#### Input

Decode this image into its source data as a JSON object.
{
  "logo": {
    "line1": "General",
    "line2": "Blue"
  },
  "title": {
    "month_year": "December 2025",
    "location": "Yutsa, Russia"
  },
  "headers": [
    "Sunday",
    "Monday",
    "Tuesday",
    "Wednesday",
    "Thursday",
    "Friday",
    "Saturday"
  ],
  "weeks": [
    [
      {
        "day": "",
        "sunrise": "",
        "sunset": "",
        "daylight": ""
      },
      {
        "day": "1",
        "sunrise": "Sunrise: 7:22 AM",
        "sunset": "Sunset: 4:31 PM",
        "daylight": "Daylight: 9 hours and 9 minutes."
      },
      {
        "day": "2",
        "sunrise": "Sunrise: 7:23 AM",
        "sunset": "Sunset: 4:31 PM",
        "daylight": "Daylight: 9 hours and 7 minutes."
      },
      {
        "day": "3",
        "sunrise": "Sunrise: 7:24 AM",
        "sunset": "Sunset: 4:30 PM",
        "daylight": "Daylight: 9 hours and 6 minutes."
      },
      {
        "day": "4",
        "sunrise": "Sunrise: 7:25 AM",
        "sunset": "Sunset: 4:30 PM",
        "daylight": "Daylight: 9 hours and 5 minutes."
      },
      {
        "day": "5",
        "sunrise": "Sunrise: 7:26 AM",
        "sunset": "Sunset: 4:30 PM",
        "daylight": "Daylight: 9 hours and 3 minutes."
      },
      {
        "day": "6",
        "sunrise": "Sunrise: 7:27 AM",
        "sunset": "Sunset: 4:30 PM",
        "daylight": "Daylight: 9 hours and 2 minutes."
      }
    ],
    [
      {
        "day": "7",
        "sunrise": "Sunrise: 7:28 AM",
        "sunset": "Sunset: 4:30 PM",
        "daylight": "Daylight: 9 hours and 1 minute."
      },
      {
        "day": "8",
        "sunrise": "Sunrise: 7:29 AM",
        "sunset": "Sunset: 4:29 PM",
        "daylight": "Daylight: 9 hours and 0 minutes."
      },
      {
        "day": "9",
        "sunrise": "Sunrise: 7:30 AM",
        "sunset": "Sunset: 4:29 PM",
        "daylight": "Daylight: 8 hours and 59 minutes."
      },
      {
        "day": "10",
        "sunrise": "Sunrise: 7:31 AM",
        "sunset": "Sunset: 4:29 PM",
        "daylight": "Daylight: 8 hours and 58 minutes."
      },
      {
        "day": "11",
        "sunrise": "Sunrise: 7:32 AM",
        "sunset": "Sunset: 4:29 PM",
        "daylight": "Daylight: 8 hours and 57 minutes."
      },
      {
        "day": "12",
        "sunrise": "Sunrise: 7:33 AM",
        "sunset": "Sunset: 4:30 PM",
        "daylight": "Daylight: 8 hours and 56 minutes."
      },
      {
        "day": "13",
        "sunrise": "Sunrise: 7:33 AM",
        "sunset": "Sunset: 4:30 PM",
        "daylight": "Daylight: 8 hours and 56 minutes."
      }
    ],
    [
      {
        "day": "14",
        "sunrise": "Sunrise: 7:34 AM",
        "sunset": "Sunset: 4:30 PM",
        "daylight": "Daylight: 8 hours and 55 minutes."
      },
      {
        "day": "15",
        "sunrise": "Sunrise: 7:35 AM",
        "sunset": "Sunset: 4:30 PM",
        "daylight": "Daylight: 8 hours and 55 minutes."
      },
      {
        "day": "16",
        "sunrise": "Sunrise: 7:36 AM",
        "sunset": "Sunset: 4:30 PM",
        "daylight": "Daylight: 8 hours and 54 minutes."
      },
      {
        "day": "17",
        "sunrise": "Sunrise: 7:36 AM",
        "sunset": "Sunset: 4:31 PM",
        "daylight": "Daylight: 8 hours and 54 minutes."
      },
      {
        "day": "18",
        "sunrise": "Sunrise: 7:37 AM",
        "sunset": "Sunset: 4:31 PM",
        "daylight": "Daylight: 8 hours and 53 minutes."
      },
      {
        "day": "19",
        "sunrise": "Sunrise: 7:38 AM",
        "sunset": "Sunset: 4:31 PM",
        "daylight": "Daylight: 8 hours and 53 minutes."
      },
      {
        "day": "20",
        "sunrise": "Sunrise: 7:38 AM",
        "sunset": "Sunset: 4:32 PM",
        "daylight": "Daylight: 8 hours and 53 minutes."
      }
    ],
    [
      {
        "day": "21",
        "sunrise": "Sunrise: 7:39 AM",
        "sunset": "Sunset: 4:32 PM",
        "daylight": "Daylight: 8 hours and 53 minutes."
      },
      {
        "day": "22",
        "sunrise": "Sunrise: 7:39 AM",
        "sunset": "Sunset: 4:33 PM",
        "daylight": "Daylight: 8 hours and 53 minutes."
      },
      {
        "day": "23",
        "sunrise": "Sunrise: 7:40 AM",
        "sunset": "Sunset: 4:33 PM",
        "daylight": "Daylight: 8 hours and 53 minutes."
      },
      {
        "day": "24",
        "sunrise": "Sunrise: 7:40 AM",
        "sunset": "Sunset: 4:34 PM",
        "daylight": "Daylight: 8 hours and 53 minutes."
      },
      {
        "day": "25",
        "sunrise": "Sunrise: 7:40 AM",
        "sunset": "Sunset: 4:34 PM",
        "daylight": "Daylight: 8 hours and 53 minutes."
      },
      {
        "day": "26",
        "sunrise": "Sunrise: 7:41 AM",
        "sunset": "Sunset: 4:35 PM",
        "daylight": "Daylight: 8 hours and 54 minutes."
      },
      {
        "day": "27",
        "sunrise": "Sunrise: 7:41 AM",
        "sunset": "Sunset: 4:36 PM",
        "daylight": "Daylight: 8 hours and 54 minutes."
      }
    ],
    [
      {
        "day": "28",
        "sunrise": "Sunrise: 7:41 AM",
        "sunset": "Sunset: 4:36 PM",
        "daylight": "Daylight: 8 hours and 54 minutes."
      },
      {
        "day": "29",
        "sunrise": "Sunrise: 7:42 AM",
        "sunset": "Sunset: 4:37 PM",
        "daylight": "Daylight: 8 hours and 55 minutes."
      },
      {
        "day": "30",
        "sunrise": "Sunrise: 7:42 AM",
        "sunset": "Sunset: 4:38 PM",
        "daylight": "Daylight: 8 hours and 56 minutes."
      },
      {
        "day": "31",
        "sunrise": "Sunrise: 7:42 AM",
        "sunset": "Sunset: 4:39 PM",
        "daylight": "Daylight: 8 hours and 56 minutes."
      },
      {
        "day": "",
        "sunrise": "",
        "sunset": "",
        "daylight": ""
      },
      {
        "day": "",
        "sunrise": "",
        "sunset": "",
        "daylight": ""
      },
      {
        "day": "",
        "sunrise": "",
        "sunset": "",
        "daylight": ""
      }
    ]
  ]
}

########

**Objective**
All of the data shown above must be copied exactly.

**Written solution**
Decode this image into its source data as a JSON object.
{
  "logo": {
    "line1": "General",
    "line2": "Blue"
  },
  "title": {
    "month_year": "December 2025",
    "location": "Yutsa, Russia"
  },
  "headers": [
    "Sunday",
    "Monday",
    "Tuesday",
    "Wednesday",
    "Thursday",
    "Friday",
    "Saturday"
  ],
  "weeks": [
    [
      {
        "day": "",
        "sunrise": "",
        "sunset": "",
        "daylight": ""
      },
      {
        "day": "1",
        "sunrise": "Sunrise: 7:22 AM",
        "sunset": "Sunset: 4:31 PM",
        "daylight": "Daylight: 9 hours and 9 minutes."
      },
      {
        "day": "2",
        "sunrise": "Sunrise: 7:23 AM",
        "sunset": "Sunset: 4:31 PM",
        "daylight": "Daylight: 9 hours and 7 minutes."
      },
      {
        "day": "3",
        "sunrise": "Sunrise: 7:24 AM",
        "sunset": "Sunset: 4:30 PM",
        "daylight": "Daylight: 9 hours and 6 minutes."
      },
      {
        "day": "4",
        "sunrise": "Sunrise: 7:25 AM",
        "sunset": "Sunset: 4:30 PM",
        "daylight": "Daylight: 9 hours and 5 minutes."
      },
      {
        "day": "5",
        "sunrise": "Sunrise: 7:26 AM",
        "sunset": "Sunset: 4:30 PM",
        "daylight": "Daylight: 9 hours and 3 minutes."
      },
      {
        "day": "6",
        "sunrise": "Sunrise: 7:27 AM",
        "sunset": "Sunset: 4:30 PM",
        "daylight": "Daylight: 9 hours and 2 minutes."
      }
    ],
    [
      {
        "day": "7",
        "sunrise": "Sunrise: 7:28 AM",
        "sunset": "Sunset: 4:30 PM",
        "daylight": "Daylight: 9 hours and 1 minute."
      },
      {
        "day": "8",
        "sunrise": "Sunrise: 7:29 AM",
        "sunset": "Sunset: 4:29 PM",
        "daylight": "Daylight: 9 hours and 0 minutes."
      },
      {
        "day": "9",
        "sunrise": "Sunrise: 7:30 AM",
        "sunset": "Sunset: 4:29 PM",
        "daylight": "Daylight: 8 hours and 59 minutes."
      },
      {
        "day": "10",
        "sunrise": "Sunrise: 7:31 AM",
        "sunset": "Sunset: 4:29 PM",
        "daylight": "Daylight: 8 hours and 58 minutes."
      },
      {
        "day": "11",
        "sunrise": "Sunrise: 7:32 AM",
        "sunset": "Sunset: 4:29 PM",
        "daylight": "Daylight: 8 hours and 57 minutes."
      },
      {
        "day": "12",
        "sunrise": "Sunrise: 7:33 AM",
        "sunset": "Sunset: 4:30 PM",
        "daylight": "Daylight: 8 hours and 56 minutes."
      },
      {
        "day": "13",
        "sunrise": "Sunrise: 7:33 AM",
        "sunset": "Sunset: 4:30 PM",
        "daylight": "Daylight: 8 hours and 56 minutes."
      }
    ],
    [
      {
        "day": "14",
        "sunrise": "Sunrise: 7:34 AM",
        "sunset": "Sunset: 4:30 PM",
        "daylight": "Daylight: 8 hours and 55 minutes."
      },
      {
        "day": "15",
        "sunrise": "Sunrise: 7:35 AM",
        "sunset": "Sunset: 4:30 PM",
        "daylight": "Daylight: 8 hours and 55 minutes."
      },
      {
        "day": "16",
        "sunrise": "Sunrise: 7:36 AM",
        "sunset": "Sunset: 4:30 PM",
        "daylight": "Daylight: 8 hours and 54 minutes."
      },
      {
        "day": "17",
        "sunrise": "Sunrise: 7:36 AM",
        "sunset": "Sunset: 4:31 PM",
        "daylight": "Daylight: 8 hours and 54 minutes."
      },
      {
        "day": "18",
        "sunrise": "Sunrise: 7:37 AM",
        "sunset": "Sunset: 4:31 PM",
        "daylight": "Daylight: 8 hours and 53 minutes."
      },
      {
        "day": "19",
        "sunrise": "Sunrise: 7:38 AM",
        "sunset": "Sunset: 4:31 PM",
        "daylight": "Daylight: 8 hours and 53 minutes."
      },
      {
        "day": "20",
        "sunrise": "Sunrise: 7:38 AM",
        "sunset": "Sunset: 4:32 PM",
        "daylight": "Daylight: 8 hours and 53 minutes."
      }
    ],
    [
      {
        "day": "21",
        "sunrise": "Sunrise: 7:39 AM",
        "sunset": "Sunset: 4:32 PM",
        "daylight": "Daylight: 8 hours and 53 minutes."
      },
      {
        "day": "22",
        "sunrise": "Sunrise: 7:39 AM",
        "sunset": "Sunset: 4:33 PM",
        "daylight": "Daylight: 8 hours and 53 minutes."
      },
      {
        "day": "23",
        "sunrise": "Sunrise: 7:40 AM",
        "sunset": "Sunset: 4:33 PM",
        "daylight": "Daylight: 8 hours and 53 minutes."
      },
      {
        "day": "24",
        "sunrise": "Sunrise: 7:40 AM",
        "sunset": "Sunset: 4:34 PM",
        "daylight": "Daylight: 8 hours and 53 minutes."
      },
      {
        "day": "25",
        "sunrise": "Sunrise: 7:40 AM",
        "sunset": "Sunset: 4:34 PM",
        "daylight": "Daylight: 8 hours and 53 minutes."
      },
      {
        "day": "26",
        "sunrise": "Sunrise: 7:41 AM",
        "sunset": "Sunset: 4:35 PM",
        "daylight": "Daylight: 8 hours and 54 minutes."
      },
      {
        "day": "27",
        "sunrise": "Sunrise: 7:41 AM",
        "sunset": "Sunset: 4:36 PM",
        "daylight": "Daylight: 8 hours and 54 minutes."
      }
    ],
    [
      {
        "day": "28",
        "sunrise": "Sunrise: 7:41 AM",
        "sunset": "Sunset: 4:36 PM",
        "daylight": "Daylight: 8 hours and 54 minutes."
      },
      {
        "day": "29",
        "sunrise": "Sunrise: 7:42 AM",
        "sunset": "Sunset: 4:37 PM",
        "daylight": "Daylight: 8 hours and 55 minutes."
      },
      {
        "day": "30",
        "sunrise": "Sunrise: 7:42 AM",
        "sunset": "Sunset: 4:38 PM",
        "daylight": "Daylight: 8 hours and 56 minutes."
      },
      {
        "day": "31",
        "sunrise": "Sunrise: 7:42 AM",
        "sunset": "Sunset: 4:39 PM",
        "daylight": "Daylight: 8 hours and 56 minutes."
      },
      {
        "day": "",
        "sunrise": "",
        "sunset": "",
        "daylight": ""
      },
      {
        "day": "",
        "sunrise": "",
        "sunset": "",
        "daylight": ""
      },
      {
        "day": "",
        "sunrise": "",
        "sunset": "",
        "daylight": ""
      }
    ]
  ]
}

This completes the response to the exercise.